Pictures do not belong in your copy. Repeat all the other data exactly.

--- BEGIN ---

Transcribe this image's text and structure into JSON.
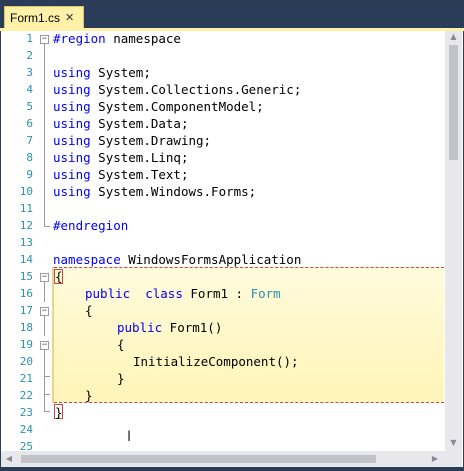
{
  "tab": {
    "label": "Form1.cs",
    "close_glyph": "✕"
  },
  "line_numbers": [
    "1",
    "2",
    "3",
    "4",
    "5",
    "6",
    "7",
    "8",
    "9",
    "10",
    "11",
    "12",
    "13",
    "14",
    "15",
    "16",
    "17",
    "18",
    "19",
    "20",
    "21",
    "22",
    "23",
    "24",
    "25"
  ],
  "code": {
    "l1": [
      "#region",
      " namespace"
    ],
    "l4": [
      "using",
      " System;"
    ],
    "l5": [
      "using",
      " System.Collections.Generic;"
    ],
    "l6": [
      "using",
      " System.ComponentModel;"
    ],
    "l7": [
      "using",
      " System.Data;"
    ],
    "l8": [
      "using",
      " System.Drawing;"
    ],
    "l9": [
      "using",
      " System.Linq;"
    ],
    "l10": [
      "using",
      " System.Text;"
    ],
    "l11": [
      "using",
      " System.Windows.Forms;"
    ],
    "l13": "#endregion",
    "l15": [
      "namespace",
      " WindowsFormsApplication"
    ],
    "l16": "{",
    "l17": [
      "public",
      "class",
      "Form1",
      " : ",
      "Form"
    ],
    "l18": "{",
    "l19": [
      "public",
      " Form1()"
    ],
    "l20": "{",
    "l21": "InitializeComponent();",
    "l22": "}",
    "l23": "}",
    "l24": "}"
  },
  "fold_glyph": "−",
  "scroll_up": "▲",
  "scroll_down": "▼",
  "scroll_left": "◀",
  "scroll_right": "▶",
  "cursor_glyph": "I",
  "colors": {
    "tab_active": "#fff1a8",
    "keyword": "#0000ff",
    "type": "#2b91af",
    "line_number": "#2b91af",
    "highlight": "#fff4b8",
    "highlight_border": "#c84848"
  }
}
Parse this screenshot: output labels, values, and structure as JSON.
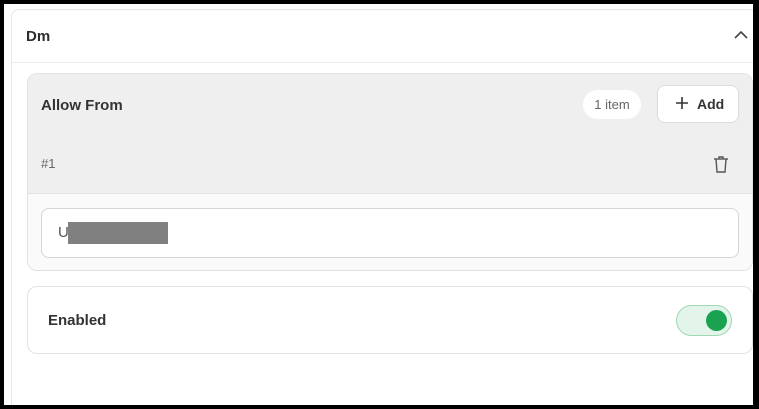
{
  "section": {
    "title": "Dm"
  },
  "allow_from": {
    "title": "Allow From",
    "count_label": "1 item",
    "add_label": "Add",
    "items": [
      {
        "index_label": "#1",
        "value": "U"
      }
    ]
  },
  "enabled": {
    "label": "Enabled",
    "value": true
  },
  "colors": {
    "toggle_on": "#1aa251"
  }
}
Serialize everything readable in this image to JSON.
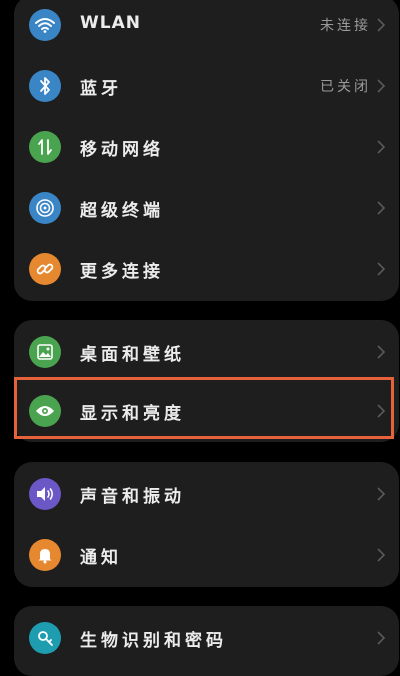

--- END ---

Solution below>
Transcribe this image's text and structure into JSON.
{
  "tab": {
    "label": "Form1.cs",
    "close_glyph": "✕"
  },
  "line_numbers": [
    "1",
    "2",
    "3",
    "4",
    "5",
    "6",
    "7",
    "8",
    "9",
    "10",
    "11",
    "12",
    "13",
    "14",
    "15",
    "16",
    "17",
    "18",
    "19",
    "20",
    "21",
    "22",
    "23",
    "24",
    "25"
  ],
  "code": {
    "l1": [
      "#region",
      " namespace"
    ],
    "l4": [
      "using",
      " System;"
    ],
    "l5": [
      "using",
      " System.Collections.Generic;"
    ],
    "l6": [
      "using",
      " System.ComponentModel;"
    ],
    "l7": [
      "using",
      " System.Data;"
    ],
    "l8": [
      "using",
      " System.Drawing;"
    ],
    "l9": [
      "using",
      " System.Linq;"
    ],
    "l10": [
      "using",
      " System.Text;"
    ],
    "l11": [
      "using",
      " System.Windows.Forms;"
    ],
    "l13": "#endregion",
    "l15": [
      "namespace",
      " WindowsFormsApplication"
    ],
    "l16": "{",
    "l17": [
      "public",
      "class",
      "Form1",
      " : ",
      "Form"
    ],
    "l18": "{",
    "l19": [
      "public",
      " Form1()"
    ],
    "l20": "{",
    "l21": "InitializeComponent();",
    "l22": "}",
    "l23": "}",
    "l24": "}"
  },
  "fold_glyph": "−",
  "scroll_up": "▲",
  "scroll_down": "▼",
  "scroll_left": "◀",
  "scroll_right": "▶",
  "cursor_glyph": "I",
  "colors": {
    "tab_active": "#fff1a8",
    "keyword": "#0000ff",
    "type": "#2b91af",
    "line_number": "#2b91af",
    "highlight": "#fff4b8",
    "highlight_border": "#c84848"
  }
}
Parse this screenshot: output labels, values, and structure as JSON.
{
  "section": {
    "title": "Dm"
  },
  "allow_from": {
    "title": "Allow From",
    "count_label": "1 item",
    "add_label": "Add",
    "items": [
      {
        "index_label": "#1",
        "value": "U"
      }
    ]
  },
  "enabled": {
    "label": "Enabled",
    "value": true
  },
  "colors": {
    "toggle_on": "#1aa251"
  }
}
Serialize everything readable in this image to JSON.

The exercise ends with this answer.